**TASK DETAILS**
Repeat the listing exactly as given, omitting every image.

**Stored data**
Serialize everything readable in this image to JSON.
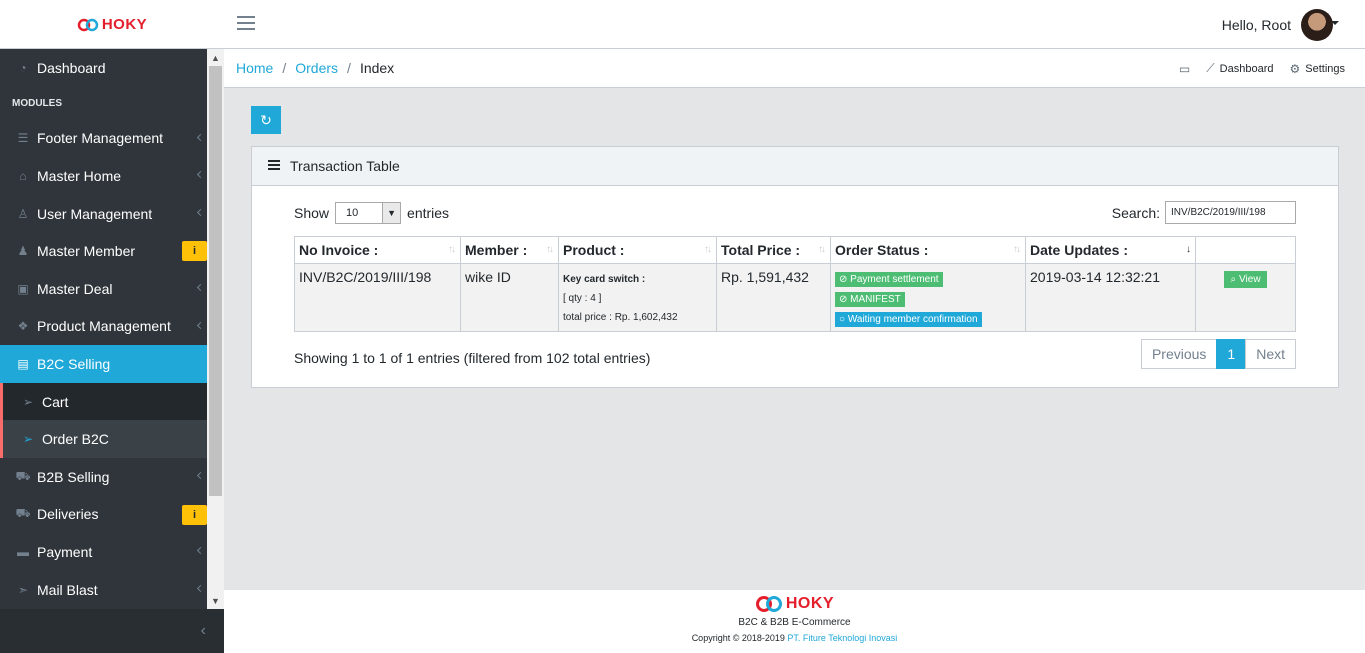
{
  "brand": {
    "logo_text": "HOKY",
    "logo_color": "#e41e2b"
  },
  "header": {
    "greeting": "Hello, Root"
  },
  "sidebar": {
    "dashboard": "Dashboard",
    "section_title": "MODULES",
    "items": [
      {
        "label": "Footer Management",
        "icon": "list-icon"
      },
      {
        "label": "Master Home",
        "icon": "home-icon"
      },
      {
        "label": "User Management",
        "icon": "user-icon"
      },
      {
        "label": "Master Member",
        "icon": "users-icon",
        "badge": "i"
      },
      {
        "label": "Master Deal",
        "icon": "money-icon"
      },
      {
        "label": "Product Management",
        "icon": "cubes-icon"
      },
      {
        "label": "B2C Selling",
        "icon": "clipboard-icon",
        "active": true
      },
      {
        "label": "Cart",
        "icon": "send-icon",
        "sub": true
      },
      {
        "label": "Order B2C",
        "icon": "send-icon",
        "sub": true,
        "current": true
      },
      {
        "label": "B2B Selling",
        "icon": "cart-icon"
      },
      {
        "label": "Deliveries",
        "icon": "truck-icon",
        "badge": "i"
      },
      {
        "label": "Payment",
        "icon": "credit-card-icon"
      },
      {
        "label": "Mail Blast",
        "icon": "paper-plane-icon"
      }
    ]
  },
  "breadcrumb": {
    "home": "Home",
    "orders": "Orders",
    "current": "Index",
    "menu": {
      "dashboard": "Dashboard",
      "settings": "Settings"
    }
  },
  "card": {
    "title": "Transaction Table",
    "show_label": "Show",
    "entries_label": "entries",
    "page_length": "10",
    "search_label": "Search:",
    "search_value": "INV/B2C/2019/III/198",
    "columns": [
      "No Invoice :",
      "Member :",
      "Product :",
      "Total Price :",
      "Order Status :",
      "Date Updates :"
    ],
    "row": {
      "invoice": "INV/B2C/2019/III/198",
      "member": "wike ID",
      "product_name": "Key card switch :",
      "product_qty": "[ qty : 4 ]",
      "product_total": "total price : Rp. 1,602,432",
      "total_price": "Rp. 1,591,432",
      "status_1": "Payment settlement",
      "status_2": "MANIFEST",
      "status_3": "Waiting member confirmation",
      "date": "2019-03-14 12:32:21",
      "view": "View"
    },
    "info": "Showing 1 to 1 of 1 entries (filtered from 102 total entries)",
    "pager": {
      "previous": "Previous",
      "page": "1",
      "next": "Next"
    }
  },
  "footer": {
    "logo_text": "HOKY",
    "tagline": "B2C & B2B E-Commerce",
    "copyright": "Copyright © 2018-2019",
    "company": "PT. Fiture Teknologi Inovasi"
  },
  "colors": {
    "primary": "#20a8d8",
    "success": "#4dbd74",
    "warning": "#ffc107",
    "sidebar": "#2f353a"
  }
}
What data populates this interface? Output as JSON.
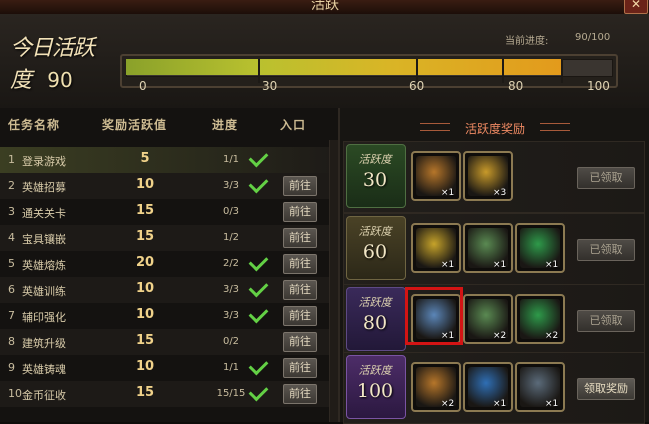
{
  "window": {
    "title": "活跃",
    "close_label": "✕"
  },
  "header": {
    "today_title": "今日活跃度",
    "today_value": "90",
    "progress_label": "当前进度:",
    "progress_value": "90/100",
    "progress_fraction": 0.9,
    "ticks": [
      "0",
      "30",
      "60",
      "80",
      "100"
    ]
  },
  "table": {
    "headers": {
      "name": "任务名称",
      "reward": "奖励活跃值",
      "progress": "进度",
      "entry": "入口"
    },
    "go_label": "前往",
    "rows": [
      {
        "num": "1",
        "name": "登录游戏",
        "value": "5",
        "progress": "1/1",
        "done": true,
        "go": false
      },
      {
        "num": "2",
        "name": "英雄招募",
        "value": "10",
        "progress": "3/3",
        "done": true,
        "go": true
      },
      {
        "num": "3",
        "name": "通关关卡",
        "value": "15",
        "progress": "0/3",
        "done": false,
        "go": true
      },
      {
        "num": "4",
        "name": "宝具镶嵌",
        "value": "15",
        "progress": "1/2",
        "done": false,
        "go": true
      },
      {
        "num": "5",
        "name": "英雄熔炼",
        "value": "20",
        "progress": "2/2",
        "done": true,
        "go": true
      },
      {
        "num": "6",
        "name": "英雄训练",
        "value": "10",
        "progress": "3/3",
        "done": true,
        "go": true
      },
      {
        "num": "7",
        "name": "辅印强化",
        "value": "10",
        "progress": "3/3",
        "done": true,
        "go": true
      },
      {
        "num": "8",
        "name": "建筑升级",
        "value": "15",
        "progress": "0/2",
        "done": false,
        "go": true
      },
      {
        "num": "9",
        "name": "英雄铸魂",
        "value": "10",
        "progress": "1/1",
        "done": true,
        "go": true
      },
      {
        "num": "10",
        "name": "金币征收",
        "value": "15",
        "progress": "15/15",
        "done": true,
        "go": true
      }
    ]
  },
  "rewards": {
    "title": "活跃度奖励",
    "badge_label": "活跃度",
    "tiers": [
      {
        "level": "30",
        "button": "已领取",
        "items": [
          {
            "icon": "hourglass-icon",
            "qty": "×1",
            "color": "#b6762a"
          },
          {
            "icon": "campaign-token-icon",
            "qty": "×3",
            "color": "#c89a2a"
          }
        ]
      },
      {
        "level": "60",
        "button": "已领取",
        "items": [
          {
            "icon": "horn-icon",
            "qty": "×1",
            "color": "#c6a32a"
          },
          {
            "icon": "beginner-scroll-icon",
            "qty": "×1",
            "color": "#5a8a52"
          },
          {
            "icon": "green-talisman-icon",
            "qty": "×1",
            "color": "#2e9a4a"
          }
        ]
      },
      {
        "level": "80",
        "button": "已领取",
        "items": [
          {
            "icon": "potion-jar-icon",
            "qty": "×1",
            "color": "#5b86b8"
          },
          {
            "icon": "beginner-scroll-icon",
            "qty": "×2",
            "color": "#5a8a52"
          },
          {
            "icon": "green-talisman-icon",
            "qty": "×2",
            "color": "#2e9a4a"
          }
        ]
      },
      {
        "level": "100",
        "button": "领取奖励",
        "items": [
          {
            "icon": "hourglass-icon",
            "qty": "×2",
            "color": "#b6762a"
          },
          {
            "icon": "blue-talisman-icon",
            "qty": "×1",
            "color": "#2f6fb5"
          },
          {
            "icon": "gray-talisman-icon",
            "qty": "×1",
            "color": "#5b6b7a"
          }
        ]
      }
    ]
  }
}
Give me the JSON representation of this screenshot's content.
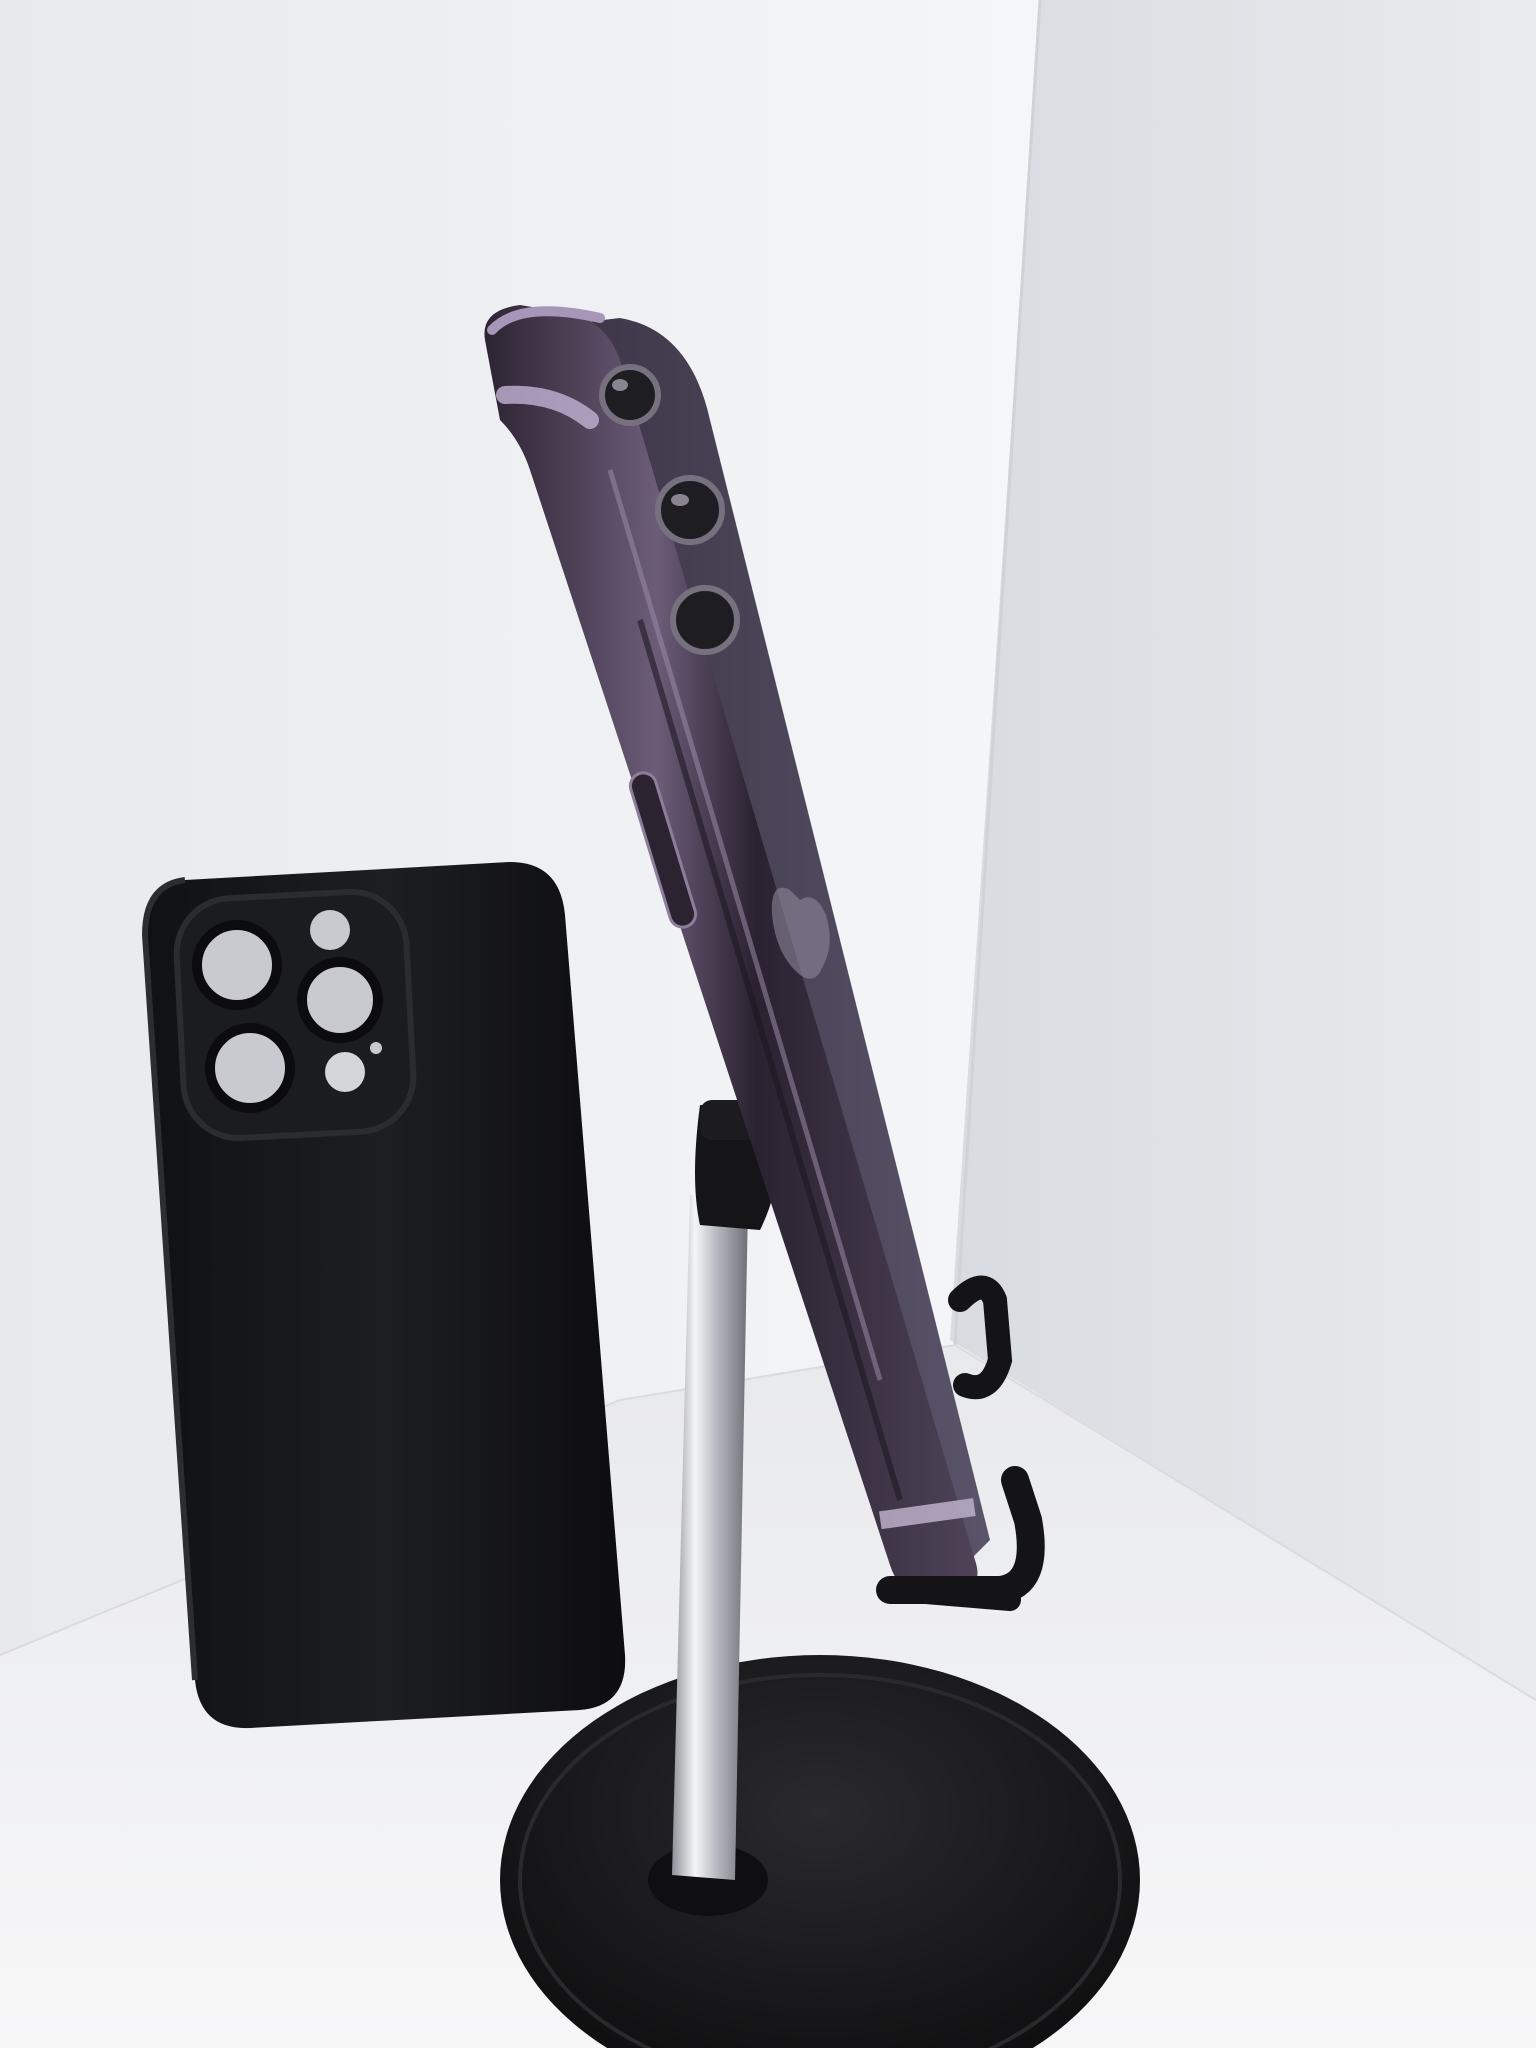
{
  "scene": {
    "subject": "phone-on-stand",
    "objects": [
      "wall-backdrop",
      "shelf-surface",
      "phone-case",
      "phone",
      "phone-stand"
    ]
  },
  "colors": {
    "wall_left": "#eef0f3",
    "wall_right": "#e2e4e8",
    "shelf": "#f1f1f3",
    "case_body": "#17181a",
    "case_edge": "#2a2b2e",
    "lens_cutout": "#cfd0d4",
    "phone_frame": "#3a3140",
    "phone_frame_highlight": "#8e7fa2",
    "phone_back": "#4a4458",
    "lens_ring": "#2a2a2e",
    "chrome": "#c9cbd0",
    "stand_black": "#121214"
  }
}
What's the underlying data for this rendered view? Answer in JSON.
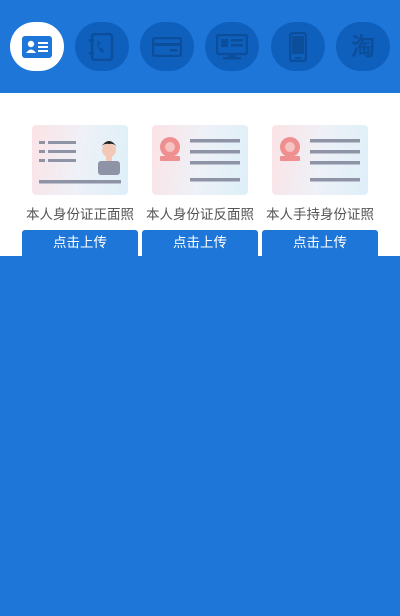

**THE RESPONSE**
Serialize everything readable in this image to JSON.
{
  "brand": {
    "logo_text": "HOKY",
    "logo_color": "#e41e2b"
  },
  "header": {
    "greeting": "Hello, Root"
  },
  "sidebar": {
    "dashboard": "Dashboard",
    "section_title": "MODULES",
    "items": [
      {
        "label": "Footer Management",
        "icon": "list-icon"
      },
      {
        "label": "Master Home",
        "icon": "home-icon"
      },
      {
        "label": "User Management",
        "icon": "user-icon"
      },
      {
        "label": "Master Member",
        "icon": "users-icon",
        "badge": "i"
      },
      {
        "label": "Master Deal",
        "icon": "money-icon"
      },
      {
        "label": "Product Management",
        "icon": "cubes-icon"
      },
      {
        "label": "B2C Selling",
        "icon": "clipboard-icon",
        "active": true
      },
      {
        "label": "Cart",
        "icon": "send-icon",
        "sub": true
      },
      {
        "label": "Order B2C",
        "icon": "send-icon",
        "sub": true,
        "current": true
      },
      {
        "label": "B2B Selling",
        "icon": "cart-icon"
      },
      {
        "label": "Deliveries",
        "icon": "truck-icon",
        "badge": "i"
      },
      {
        "label": "Payment",
        "icon": "credit-card-icon"
      },
      {
        "label": "Mail Blast",
        "icon": "paper-plane-icon"
      }
    ]
  },
  "breadcrumb": {
    "home": "Home",
    "orders": "Orders",
    "current": "Index",
    "menu": {
      "dashboard": "Dashboard",
      "settings": "Settings"
    }
  },
  "card": {
    "title": "Transaction Table",
    "show_label": "Show",
    "entries_label": "entries",
    "page_length": "10",
    "search_label": "Search:",
    "search_value": "INV/B2C/2019/III/198",
    "columns": [
      "No Invoice :",
      "Member :",
      "Product :",
      "Total Price :",
      "Order Status :",
      "Date Updates :"
    ],
    "row": {
      "invoice": "INV/B2C/2019/III/198",
      "member": "wike ID",
      "product_name": "Key card switch :",
      "product_qty": "[ qty : 4 ]",
      "product_total": "total price : Rp. 1,602,432",
      "total_price": "Rp. 1,591,432",
      "status_1": "Payment settlement",
      "status_2": "MANIFEST",
      "status_3": "Waiting member confirmation",
      "date": "2019-03-14 12:32:21",
      "view": "View"
    },
    "info": "Showing 1 to 1 of 1 entries (filtered from 102 total entries)",
    "pager": {
      "previous": "Previous",
      "page": "1",
      "next": "Next"
    }
  },
  "footer": {
    "logo_text": "HOKY",
    "tagline": "B2C & B2B E-Commerce",
    "copyright": "Copyright © 2018-2019",
    "company": "PT. Fiture Teknologi Inovasi"
  },
  "colors": {
    "primary": "#20a8d8",
    "success": "#4dbd74",
    "warning": "#ffc107",
    "sidebar": "#2f353a"
  }
}
What data populates this interface? Output as JSON.
{
  "window": {
    "title": "活跃",
    "close_label": "✕"
  },
  "header": {
    "today_title": "今日活跃度",
    "today_value": "90",
    "progress_label": "当前进度:",
    "progress_value": "90/100",
    "progress_fraction": 0.9,
    "ticks": [
      "0",
      "30",
      "60",
      "80",
      "100"
    ]
  },
  "table": {
    "headers": {
      "name": "任务名称",
      "reward": "奖励活跃值",
      "progress": "进度",
      "entry": "入口"
    },
    "go_label": "前往",
    "rows": [
      {
        "num": "1",
        "name": "登录游戏",
        "value": "5",
        "progress": "1/1",
        "done": true,
        "go": false
      },
      {
        "num": "2",
        "name": "英雄招募",
        "value": "10",
        "progress": "3/3",
        "done": true,
        "go": true
      },
      {
        "num": "3",
        "name": "通关关卡",
        "value": "15",
        "progress": "0/3",
        "done": false,
        "go": true
      },
      {
        "num": "4",
        "name": "宝具镶嵌",
        "value": "15",
        "progress": "1/2",
        "done": false,
        "go": true
      },
      {
        "num": "5",
        "name": "英雄熔炼",
        "value": "20",
        "progress": "2/2",
        "done": true,
        "go": true
      },
      {
        "num": "6",
        "name": "英雄训练",
        "value": "10",
        "progress": "3/3",
        "done": true,
        "go": true
      },
      {
        "num": "7",
        "name": "辅印强化",
        "value": "10",
        "progress": "3/3",
        "done": true,
        "go": true
      },
      {
        "num": "8",
        "name": "建筑升级",
        "value": "15",
        "progress": "0/2",
        "done": false,
        "go": true
      },
      {
        "num": "9",
        "name": "英雄铸魂",
        "value": "10",
        "progress": "1/1",
        "done": true,
        "go": true
      },
      {
        "num": "10",
        "name": "金币征收",
        "value": "15",
        "progress": "15/15",
        "done": true,
        "go": true
      }
    ]
  },
  "rewards": {
    "title": "活跃度奖励",
    "badge_label": "活跃度",
    "tiers": [
      {
        "level": "30",
        "button": "已领取",
        "items": [
          {
            "icon": "hourglass-icon",
            "qty": "×1",
            "color": "#b6762a"
          },
          {
            "icon": "campaign-token-icon",
            "qty": "×3",
            "color": "#c89a2a"
          }
        ]
      },
      {
        "level": "60",
        "button": "已领取",
        "items": [
          {
            "icon": "horn-icon",
            "qty": "×1",
            "color": "#c6a32a"
          },
          {
            "icon": "beginner-scroll-icon",
            "qty": "×1",
            "color": "#5a8a52"
          },
          {
            "icon": "green-talisman-icon",
            "qty": "×1",
            "color": "#2e9a4a"
          }
        ]
      },
      {
        "level": "80",
        "button": "已领取",
        "items": [
          {
            "icon": "potion-jar-icon",
            "qty": "×1",
            "color": "#5b86b8"
          },
          {
            "icon": "beginner-scroll-icon",
            "qty": "×2",
            "color": "#5a8a52"
          },
          {
            "icon": "green-talisman-icon",
            "qty": "×2",
            "color": "#2e9a4a"
          }
        ]
      },
      {
        "level": "100",
        "button": "领取奖励",
        "items": [
          {
            "icon": "hourglass-icon",
            "qty": "×2",
            "color": "#b6762a"
          },
          {
            "icon": "blue-talisman-icon",
            "qty": "×1",
            "color": "#2f6fb5"
          },
          {
            "icon": "gray-talisman-icon",
            "qty": "×1",
            "color": "#5b6b7a"
          }
        ]
      }
    ]
  }
}
Give me the JSON representation of this screenshot's content.
{
  "scene": {
    "subject": "phone-on-stand",
    "objects": [
      "wall-backdrop",
      "shelf-surface",
      "phone-case",
      "phone",
      "phone-stand"
    ]
  },
  "colors": {
    "wall_left": "#eef0f3",
    "wall_right": "#e2e4e8",
    "shelf": "#f1f1f3",
    "case_body": "#17181a",
    "case_edge": "#2a2b2e",
    "lens_cutout": "#cfd0d4",
    "phone_frame": "#3a3140",
    "phone_frame_highlight": "#8e7fa2",
    "phone_back": "#4a4458",
    "lens_ring": "#2a2a2e",
    "chrome": "#c9cbd0",
    "stand_black": "#121214"
  }
}
What's the underlying data for this rendered view? Answer in JSON.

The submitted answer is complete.